# [EXERCISE]
Tally the lines that hold the word "桥接模式" and reply with that figure only.

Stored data

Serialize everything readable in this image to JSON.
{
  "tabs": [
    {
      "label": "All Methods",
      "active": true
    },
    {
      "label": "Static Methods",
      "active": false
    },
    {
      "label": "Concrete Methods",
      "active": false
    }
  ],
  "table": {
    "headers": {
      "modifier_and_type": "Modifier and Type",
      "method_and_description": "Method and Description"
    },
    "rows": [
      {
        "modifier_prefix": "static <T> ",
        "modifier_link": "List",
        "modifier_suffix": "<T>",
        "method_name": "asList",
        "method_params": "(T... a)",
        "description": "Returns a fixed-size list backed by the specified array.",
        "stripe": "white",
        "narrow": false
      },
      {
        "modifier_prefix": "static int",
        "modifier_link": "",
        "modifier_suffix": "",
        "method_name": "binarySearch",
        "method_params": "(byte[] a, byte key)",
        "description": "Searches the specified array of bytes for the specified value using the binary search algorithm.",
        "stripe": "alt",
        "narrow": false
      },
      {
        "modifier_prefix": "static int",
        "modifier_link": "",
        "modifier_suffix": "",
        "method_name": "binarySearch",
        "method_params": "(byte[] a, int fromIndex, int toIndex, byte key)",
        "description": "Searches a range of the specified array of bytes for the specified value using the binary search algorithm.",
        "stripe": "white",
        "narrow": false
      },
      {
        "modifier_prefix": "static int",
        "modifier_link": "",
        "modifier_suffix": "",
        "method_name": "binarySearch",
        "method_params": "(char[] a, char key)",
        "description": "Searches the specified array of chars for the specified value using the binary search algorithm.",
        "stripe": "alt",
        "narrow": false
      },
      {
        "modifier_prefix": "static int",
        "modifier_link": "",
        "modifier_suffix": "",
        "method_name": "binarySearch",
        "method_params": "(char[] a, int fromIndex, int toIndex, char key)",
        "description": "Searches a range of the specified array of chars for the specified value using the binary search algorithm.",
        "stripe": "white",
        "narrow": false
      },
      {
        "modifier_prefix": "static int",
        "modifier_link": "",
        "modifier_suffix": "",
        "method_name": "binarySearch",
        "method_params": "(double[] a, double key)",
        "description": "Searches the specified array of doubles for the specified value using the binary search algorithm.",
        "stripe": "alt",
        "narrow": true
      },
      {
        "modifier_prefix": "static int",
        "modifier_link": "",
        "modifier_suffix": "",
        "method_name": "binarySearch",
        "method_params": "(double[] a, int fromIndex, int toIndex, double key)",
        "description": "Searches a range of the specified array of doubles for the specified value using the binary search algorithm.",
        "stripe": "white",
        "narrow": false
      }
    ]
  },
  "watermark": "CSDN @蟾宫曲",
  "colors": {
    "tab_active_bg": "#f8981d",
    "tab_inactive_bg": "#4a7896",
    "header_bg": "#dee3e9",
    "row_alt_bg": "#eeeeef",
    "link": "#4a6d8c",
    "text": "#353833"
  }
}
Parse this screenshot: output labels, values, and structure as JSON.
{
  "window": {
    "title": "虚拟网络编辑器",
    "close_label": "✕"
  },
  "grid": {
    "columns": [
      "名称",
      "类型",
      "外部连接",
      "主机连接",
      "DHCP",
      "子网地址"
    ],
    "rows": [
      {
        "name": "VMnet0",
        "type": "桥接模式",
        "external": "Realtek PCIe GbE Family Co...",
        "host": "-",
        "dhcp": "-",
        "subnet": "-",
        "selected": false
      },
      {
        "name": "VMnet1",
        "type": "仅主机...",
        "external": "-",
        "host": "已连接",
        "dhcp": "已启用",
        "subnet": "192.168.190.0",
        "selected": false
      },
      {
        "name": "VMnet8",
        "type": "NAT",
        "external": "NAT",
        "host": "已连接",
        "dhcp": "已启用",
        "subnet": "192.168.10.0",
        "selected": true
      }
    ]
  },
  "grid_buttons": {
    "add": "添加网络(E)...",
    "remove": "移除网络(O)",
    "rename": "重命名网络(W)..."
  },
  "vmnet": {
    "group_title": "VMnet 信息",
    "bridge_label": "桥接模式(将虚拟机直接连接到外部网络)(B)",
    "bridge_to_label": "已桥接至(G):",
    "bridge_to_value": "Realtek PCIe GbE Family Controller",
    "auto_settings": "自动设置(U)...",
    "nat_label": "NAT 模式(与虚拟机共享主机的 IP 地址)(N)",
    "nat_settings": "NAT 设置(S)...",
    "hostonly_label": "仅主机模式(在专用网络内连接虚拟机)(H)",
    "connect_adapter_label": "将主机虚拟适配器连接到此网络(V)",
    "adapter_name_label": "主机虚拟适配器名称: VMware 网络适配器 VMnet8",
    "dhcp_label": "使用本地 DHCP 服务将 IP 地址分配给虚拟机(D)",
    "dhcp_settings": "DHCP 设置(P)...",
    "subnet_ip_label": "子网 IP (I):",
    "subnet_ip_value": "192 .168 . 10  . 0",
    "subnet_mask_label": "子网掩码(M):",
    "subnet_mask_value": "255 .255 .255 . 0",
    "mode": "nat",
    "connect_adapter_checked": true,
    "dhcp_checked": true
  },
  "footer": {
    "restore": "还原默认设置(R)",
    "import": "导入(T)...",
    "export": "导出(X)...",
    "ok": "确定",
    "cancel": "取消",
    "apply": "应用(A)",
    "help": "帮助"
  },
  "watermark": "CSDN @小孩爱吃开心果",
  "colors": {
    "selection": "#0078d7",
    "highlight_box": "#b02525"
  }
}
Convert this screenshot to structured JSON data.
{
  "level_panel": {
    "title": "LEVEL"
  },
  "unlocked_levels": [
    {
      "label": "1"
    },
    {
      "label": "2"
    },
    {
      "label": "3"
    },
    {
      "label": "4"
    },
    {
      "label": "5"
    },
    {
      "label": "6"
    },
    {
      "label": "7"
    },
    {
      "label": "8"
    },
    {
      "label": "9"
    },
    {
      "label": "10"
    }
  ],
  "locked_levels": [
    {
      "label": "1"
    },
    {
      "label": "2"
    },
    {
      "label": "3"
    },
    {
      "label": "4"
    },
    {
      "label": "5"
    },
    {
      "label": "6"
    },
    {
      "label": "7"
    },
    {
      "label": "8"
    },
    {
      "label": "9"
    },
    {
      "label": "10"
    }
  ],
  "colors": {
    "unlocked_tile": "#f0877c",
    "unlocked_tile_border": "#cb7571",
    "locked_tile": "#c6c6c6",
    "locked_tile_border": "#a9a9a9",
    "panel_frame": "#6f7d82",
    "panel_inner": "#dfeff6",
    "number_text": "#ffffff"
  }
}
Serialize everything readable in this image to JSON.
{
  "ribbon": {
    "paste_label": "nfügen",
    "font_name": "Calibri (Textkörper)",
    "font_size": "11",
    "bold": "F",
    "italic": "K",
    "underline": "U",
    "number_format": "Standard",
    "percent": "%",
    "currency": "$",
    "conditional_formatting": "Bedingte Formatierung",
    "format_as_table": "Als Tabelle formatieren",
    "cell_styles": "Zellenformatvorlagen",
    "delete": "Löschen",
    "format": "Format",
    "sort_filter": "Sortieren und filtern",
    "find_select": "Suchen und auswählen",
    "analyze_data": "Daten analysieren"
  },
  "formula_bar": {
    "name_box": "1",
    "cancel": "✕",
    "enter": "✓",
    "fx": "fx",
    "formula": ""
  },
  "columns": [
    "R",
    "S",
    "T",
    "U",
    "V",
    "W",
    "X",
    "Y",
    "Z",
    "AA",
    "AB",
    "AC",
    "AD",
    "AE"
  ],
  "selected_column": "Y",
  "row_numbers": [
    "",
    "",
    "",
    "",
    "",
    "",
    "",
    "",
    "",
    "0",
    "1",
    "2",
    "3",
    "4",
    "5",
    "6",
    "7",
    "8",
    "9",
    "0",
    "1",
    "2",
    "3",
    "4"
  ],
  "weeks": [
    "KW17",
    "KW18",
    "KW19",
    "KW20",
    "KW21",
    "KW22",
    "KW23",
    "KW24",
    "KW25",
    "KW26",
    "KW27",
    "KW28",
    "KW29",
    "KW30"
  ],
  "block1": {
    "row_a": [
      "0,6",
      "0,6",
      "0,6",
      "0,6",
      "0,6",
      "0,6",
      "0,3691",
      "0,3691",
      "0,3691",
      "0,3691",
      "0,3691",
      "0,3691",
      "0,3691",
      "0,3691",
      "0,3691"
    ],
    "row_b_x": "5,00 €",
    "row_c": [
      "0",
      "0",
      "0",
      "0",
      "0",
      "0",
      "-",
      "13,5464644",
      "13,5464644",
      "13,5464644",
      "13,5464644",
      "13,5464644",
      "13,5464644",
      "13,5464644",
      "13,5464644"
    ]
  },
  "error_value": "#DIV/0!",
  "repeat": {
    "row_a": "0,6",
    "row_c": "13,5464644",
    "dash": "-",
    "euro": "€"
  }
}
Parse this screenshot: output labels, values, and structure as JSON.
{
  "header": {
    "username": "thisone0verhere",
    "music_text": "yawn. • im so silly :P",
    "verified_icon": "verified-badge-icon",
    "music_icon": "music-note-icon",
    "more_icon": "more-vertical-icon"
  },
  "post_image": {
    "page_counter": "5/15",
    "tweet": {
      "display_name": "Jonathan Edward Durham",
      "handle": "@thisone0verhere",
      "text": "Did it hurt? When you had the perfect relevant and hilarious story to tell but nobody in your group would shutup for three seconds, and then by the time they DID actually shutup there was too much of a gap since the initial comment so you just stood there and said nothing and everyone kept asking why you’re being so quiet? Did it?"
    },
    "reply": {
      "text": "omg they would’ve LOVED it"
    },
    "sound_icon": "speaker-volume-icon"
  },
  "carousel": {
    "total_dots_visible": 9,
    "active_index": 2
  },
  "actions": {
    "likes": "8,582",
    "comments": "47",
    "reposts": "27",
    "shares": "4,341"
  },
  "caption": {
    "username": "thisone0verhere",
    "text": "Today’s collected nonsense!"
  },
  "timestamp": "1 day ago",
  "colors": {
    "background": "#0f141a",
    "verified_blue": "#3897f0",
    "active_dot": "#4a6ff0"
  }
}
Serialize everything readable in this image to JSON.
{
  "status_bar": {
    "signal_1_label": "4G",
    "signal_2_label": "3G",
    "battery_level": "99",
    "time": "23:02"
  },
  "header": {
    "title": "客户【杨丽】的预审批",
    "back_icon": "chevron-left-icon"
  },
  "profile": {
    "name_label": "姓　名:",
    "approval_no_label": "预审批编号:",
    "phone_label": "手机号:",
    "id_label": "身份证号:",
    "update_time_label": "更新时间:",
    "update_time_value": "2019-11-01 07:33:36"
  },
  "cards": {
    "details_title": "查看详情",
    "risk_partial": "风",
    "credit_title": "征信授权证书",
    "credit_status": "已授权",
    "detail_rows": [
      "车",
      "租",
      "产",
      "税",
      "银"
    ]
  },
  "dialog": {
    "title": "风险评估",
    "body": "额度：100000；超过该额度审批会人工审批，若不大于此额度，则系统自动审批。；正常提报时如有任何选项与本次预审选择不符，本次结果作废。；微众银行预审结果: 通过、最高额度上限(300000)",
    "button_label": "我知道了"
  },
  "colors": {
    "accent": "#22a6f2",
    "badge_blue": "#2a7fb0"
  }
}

# [RESPONSE TO THE TASK]
2